__EXERCISE AIM__.
Set every record down verbatim and omit the pictures.

================

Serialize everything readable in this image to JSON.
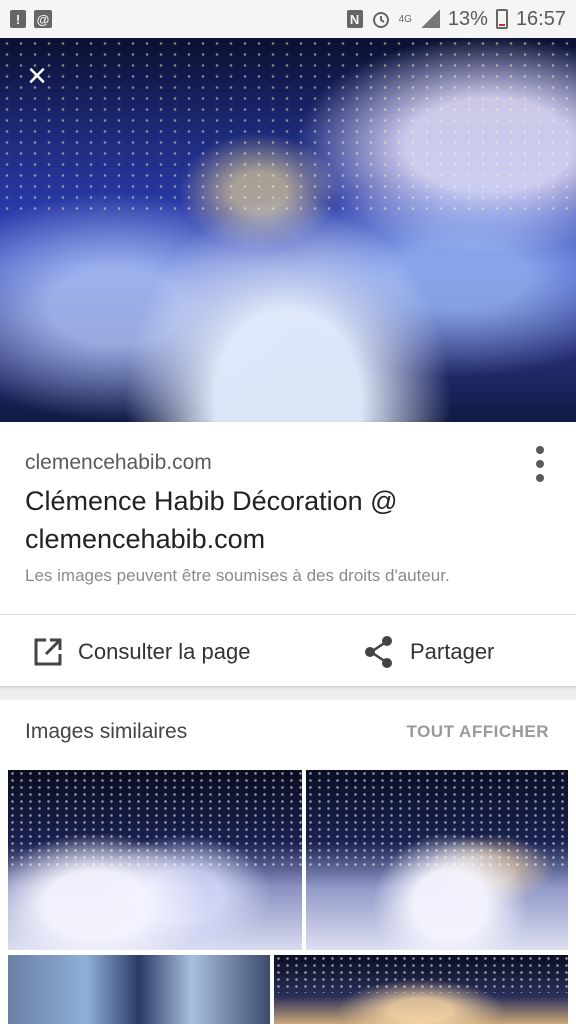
{
  "status_bar": {
    "left_icons": [
      "alert-icon",
      "at-icon"
    ],
    "right_icons": [
      "nfc-icon",
      "alarm-icon",
      "signal-icon",
      "battery-icon"
    ],
    "network": "4G",
    "battery_pct": "13%",
    "time": "16:57"
  },
  "hero": {
    "close_icon": "close-icon",
    "close_glyph": "×"
  },
  "result": {
    "domain": "clemencehabib.com",
    "title": "Clémence Habib Décoration @ clemencehabib.com",
    "copyright": "Les images peuvent être soumises à des droits d'auteur.",
    "actions": {
      "visit_label": "Consulter la page",
      "share_label": "Partager"
    }
  },
  "similar": {
    "title": "Images similaires",
    "see_all": "TOUT AFFICHER"
  },
  "colors": {
    "accent_text": "#222222",
    "muted": "#8a8a8a",
    "see_all": "#999999"
  }
}
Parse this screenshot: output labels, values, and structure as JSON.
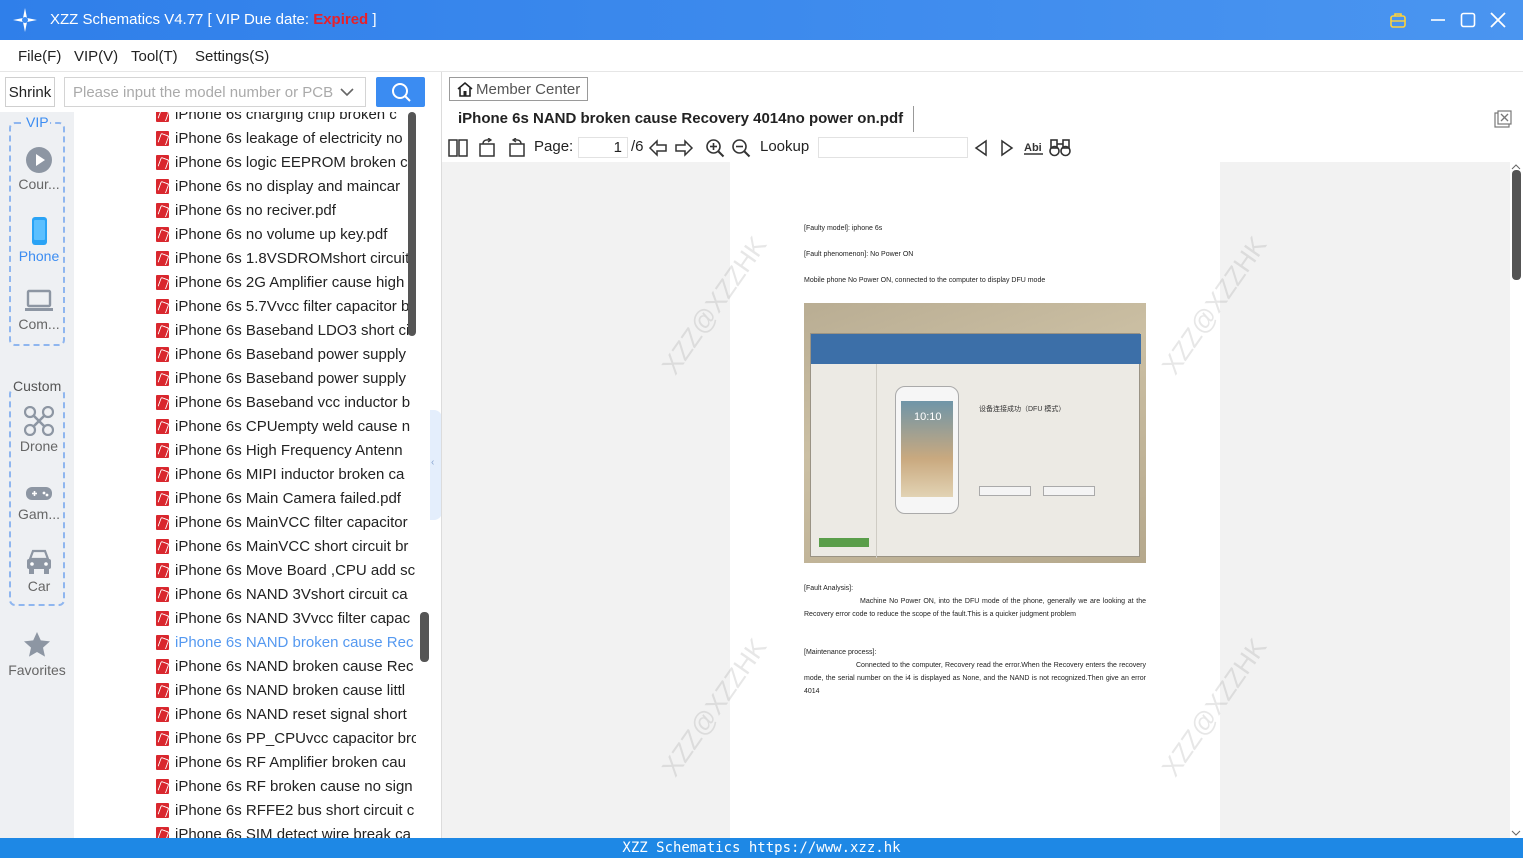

================

__CORRECT RESPONSE__.
Serialize everything readable in this image to JSON.
{
  "status_bar": {
    "left_icons": [
      "alert-icon",
      "at-icon"
    ],
    "right_icons": [
      "nfc-icon",
      "alarm-icon",
      "signal-icon",
      "battery-icon"
    ],
    "network": "4G",
    "battery_pct": "13%",
    "time": "16:57"
  },
  "hero": {
    "close_icon": "close-icon",
    "close_glyph": "×"
  },
  "result": {
    "domain": "clemencehabib.com",
    "title": "Clémence Habib Décoration @ clemencehabib.com",
    "copyright": "Les images peuvent être soumises à des droits d'auteur.",
    "actions": {
      "visit_label": "Consulter la page",
      "share_label": "Partager"
    }
  },
  "similar": {
    "title": "Images similaires",
    "see_all": "TOUT AFFICHER"
  },
  "colors": {
    "accent_text": "#222222",
    "muted": "#8a8a8a",
    "see_all": "#999999"
  }
}
Parse this screenshot: output labels, values, and structure as JSON.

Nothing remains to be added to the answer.